→ **What to do**:
Reproduce the listing below word for word, keeping every line.

─── Entries shown

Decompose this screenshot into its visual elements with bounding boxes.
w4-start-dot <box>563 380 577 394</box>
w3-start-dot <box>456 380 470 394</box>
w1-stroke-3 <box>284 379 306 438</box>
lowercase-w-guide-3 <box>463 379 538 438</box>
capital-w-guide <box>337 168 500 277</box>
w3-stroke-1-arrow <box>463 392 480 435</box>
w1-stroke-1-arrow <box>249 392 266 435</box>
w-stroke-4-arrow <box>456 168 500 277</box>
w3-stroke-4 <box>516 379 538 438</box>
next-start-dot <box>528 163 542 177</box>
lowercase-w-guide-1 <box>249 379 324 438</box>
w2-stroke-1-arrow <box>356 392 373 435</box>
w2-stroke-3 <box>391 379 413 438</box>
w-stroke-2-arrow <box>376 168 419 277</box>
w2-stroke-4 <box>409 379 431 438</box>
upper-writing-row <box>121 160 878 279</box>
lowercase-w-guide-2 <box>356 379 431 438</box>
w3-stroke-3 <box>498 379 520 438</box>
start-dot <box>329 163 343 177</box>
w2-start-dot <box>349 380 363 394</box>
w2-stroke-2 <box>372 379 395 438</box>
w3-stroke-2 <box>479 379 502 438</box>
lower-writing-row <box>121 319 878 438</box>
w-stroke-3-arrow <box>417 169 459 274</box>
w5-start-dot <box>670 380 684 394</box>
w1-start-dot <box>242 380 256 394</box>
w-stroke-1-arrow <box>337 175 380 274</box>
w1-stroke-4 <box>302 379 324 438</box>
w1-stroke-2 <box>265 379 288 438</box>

──────

→ **Answer to this problem**:
Decompose this screenshot into its visual elements with bounding boxes.
w4-start-dot <box>563 380 577 394</box>
w3-start-dot <box>456 380 470 394</box>
w1-stroke-3 <box>284 379 306 438</box>
lowercase-w-guide-3 <box>463 379 538 438</box>
capital-w-guide <box>337 168 500 277</box>
w3-stroke-1-arrow <box>463 392 480 435</box>
w1-stroke-1-arrow <box>249 392 266 435</box>
w-stroke-4-arrow <box>456 168 500 277</box>
w3-stroke-4 <box>516 379 538 438</box>
next-start-dot <box>528 163 542 177</box>
lowercase-w-guide-1 <box>249 379 324 438</box>
w2-stroke-1-arrow <box>356 392 373 435</box>
w2-stroke-3 <box>391 379 413 438</box>
w-stroke-2-arrow <box>376 168 419 277</box>
w2-stroke-4 <box>409 379 431 438</box>
upper-writing-row <box>121 160 878 279</box>
lowercase-w-guide-2 <box>356 379 431 438</box>
w3-stroke-3 <box>498 379 520 438</box>
start-dot <box>329 163 343 177</box>
w2-start-dot <box>349 380 363 394</box>
w2-stroke-2 <box>372 379 395 438</box>
w3-stroke-2 <box>479 379 502 438</box>
lower-writing-row <box>121 319 878 438</box>
w-stroke-3-arrow <box>417 169 459 274</box>
w5-start-dot <box>670 380 684 394</box>
w1-start-dot <box>242 380 256 394</box>
w-stroke-1-arrow <box>337 175 380 274</box>
w1-stroke-4 <box>302 379 324 438</box>
w1-stroke-2 <box>265 379 288 438</box>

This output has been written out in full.